**Required work**
For this exercise, repeat all of the material verbatim apart from its images.

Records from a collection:
-*-

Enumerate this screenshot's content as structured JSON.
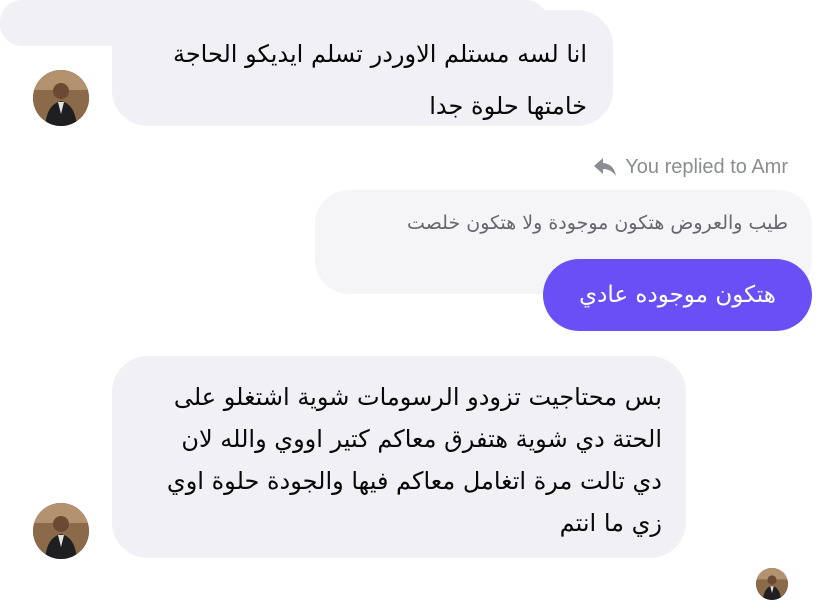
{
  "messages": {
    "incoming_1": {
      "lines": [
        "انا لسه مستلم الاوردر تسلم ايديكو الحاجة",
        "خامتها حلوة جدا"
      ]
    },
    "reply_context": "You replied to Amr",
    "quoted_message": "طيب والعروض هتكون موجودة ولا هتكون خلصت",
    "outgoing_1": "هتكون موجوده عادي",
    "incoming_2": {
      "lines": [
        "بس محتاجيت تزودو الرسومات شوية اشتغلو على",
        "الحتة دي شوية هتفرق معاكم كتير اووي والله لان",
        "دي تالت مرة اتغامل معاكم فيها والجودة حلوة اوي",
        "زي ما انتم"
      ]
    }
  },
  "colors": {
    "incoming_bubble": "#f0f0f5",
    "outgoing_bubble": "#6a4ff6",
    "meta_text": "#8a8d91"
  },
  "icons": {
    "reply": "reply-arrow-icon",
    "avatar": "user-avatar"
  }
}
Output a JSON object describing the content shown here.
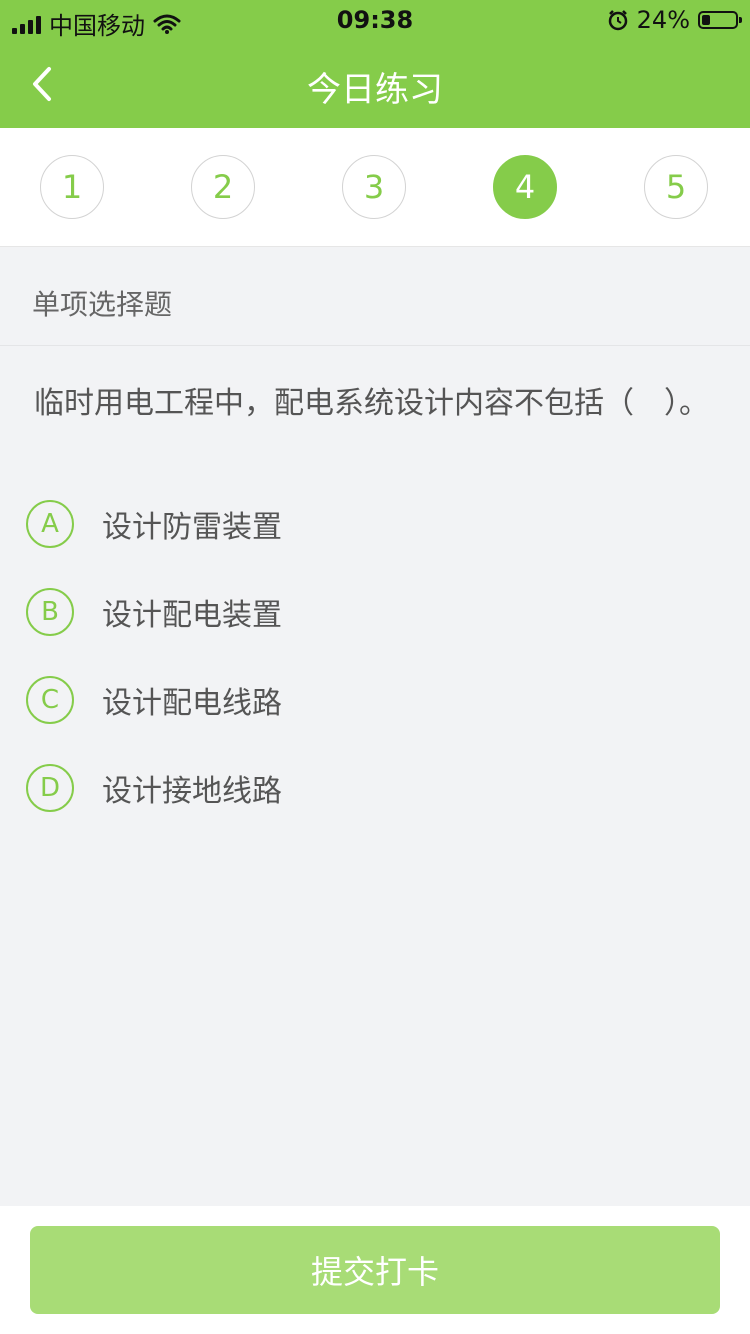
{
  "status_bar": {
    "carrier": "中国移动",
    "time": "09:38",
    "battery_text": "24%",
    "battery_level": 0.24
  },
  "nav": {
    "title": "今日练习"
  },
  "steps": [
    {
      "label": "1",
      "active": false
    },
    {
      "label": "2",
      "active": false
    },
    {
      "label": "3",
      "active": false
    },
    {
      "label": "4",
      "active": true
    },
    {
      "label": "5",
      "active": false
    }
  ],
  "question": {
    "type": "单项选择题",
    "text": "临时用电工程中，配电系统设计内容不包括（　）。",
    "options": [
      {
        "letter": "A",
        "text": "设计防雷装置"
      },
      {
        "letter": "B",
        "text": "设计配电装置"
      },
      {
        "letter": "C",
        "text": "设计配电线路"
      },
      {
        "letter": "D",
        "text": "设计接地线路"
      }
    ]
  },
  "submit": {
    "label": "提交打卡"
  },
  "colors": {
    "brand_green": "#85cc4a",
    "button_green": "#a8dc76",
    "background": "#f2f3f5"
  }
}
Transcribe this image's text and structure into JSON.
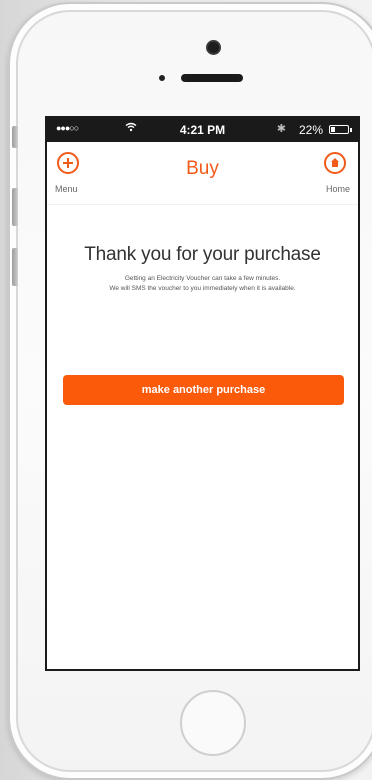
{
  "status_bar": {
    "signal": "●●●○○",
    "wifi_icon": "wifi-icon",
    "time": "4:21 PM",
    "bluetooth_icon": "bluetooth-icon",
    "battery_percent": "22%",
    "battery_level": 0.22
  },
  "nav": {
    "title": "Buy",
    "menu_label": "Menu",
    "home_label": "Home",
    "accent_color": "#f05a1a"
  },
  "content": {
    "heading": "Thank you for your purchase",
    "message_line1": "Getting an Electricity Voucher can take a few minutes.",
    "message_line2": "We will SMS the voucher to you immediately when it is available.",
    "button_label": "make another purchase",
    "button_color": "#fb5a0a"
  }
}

-*-

**Exercise output**
Enumerate this screenshot's content as structured JSON.
{
  "messages": {
    "incoming_1": {
      "lines": [
        "انا لسه مستلم الاوردر تسلم ايديكو الحاجة",
        "خامتها حلوة جدا"
      ]
    },
    "reply_context": "You replied to Amr",
    "quoted_message": "طيب والعروض هتكون موجودة ولا هتكون خلصت",
    "outgoing_1": "هتكون موجوده عادي",
    "incoming_2": {
      "lines": [
        "بس محتاجيت تزودو الرسومات شوية اشتغلو على",
        "الحتة دي شوية هتفرق معاكم كتير اووي والله لان",
        "دي تالت مرة اتغامل معاكم فيها والجودة حلوة اوي",
        "زي ما انتم"
      ]
    }
  },
  "colors": {
    "incoming_bubble": "#f0f0f5",
    "outgoing_bubble": "#6a4ff6",
    "meta_text": "#8a8d91"
  },
  "icons": {
    "reply": "reply-arrow-icon",
    "avatar": "user-avatar"
  }
}
Output a JSON object describing the content shown here.
{
  "status_bar": {
    "carrier": "中国移动",
    "time": "09:38",
    "battery_text": "24%",
    "battery_level": 0.24
  },
  "nav": {
    "title": "今日练习"
  },
  "steps": [
    {
      "label": "1",
      "active": false
    },
    {
      "label": "2",
      "active": false
    },
    {
      "label": "3",
      "active": false
    },
    {
      "label": "4",
      "active": true
    },
    {
      "label": "5",
      "active": false
    }
  ],
  "question": {
    "type": "单项选择题",
    "text": "临时用电工程中，配电系统设计内容不包括（　）。",
    "options": [
      {
        "letter": "A",
        "text": "设计防雷装置"
      },
      {
        "letter": "B",
        "text": "设计配电装置"
      },
      {
        "letter": "C",
        "text": "设计配电线路"
      },
      {
        "letter": "D",
        "text": "设计接地线路"
      }
    ]
  },
  "submit": {
    "label": "提交打卡"
  },
  "colors": {
    "brand_green": "#85cc4a",
    "button_green": "#a8dc76",
    "background": "#f2f3f5"
  }
}
Transcribe this image's text and structure into JSON.
{
  "status_bar": {
    "signal": "●●●○○",
    "wifi_icon": "wifi-icon",
    "time": "4:21 PM",
    "bluetooth_icon": "bluetooth-icon",
    "battery_percent": "22%",
    "battery_level": 0.22
  },
  "nav": {
    "title": "Buy",
    "menu_label": "Menu",
    "home_label": "Home",
    "accent_color": "#f05a1a"
  },
  "content": {
    "heading": "Thank you for your purchase",
    "message_line1": "Getting an Electricity Voucher can take a few minutes.",
    "message_line2": "We will SMS the voucher to you immediately when it is available.",
    "button_label": "make another purchase",
    "button_color": "#fb5a0a"
  }
}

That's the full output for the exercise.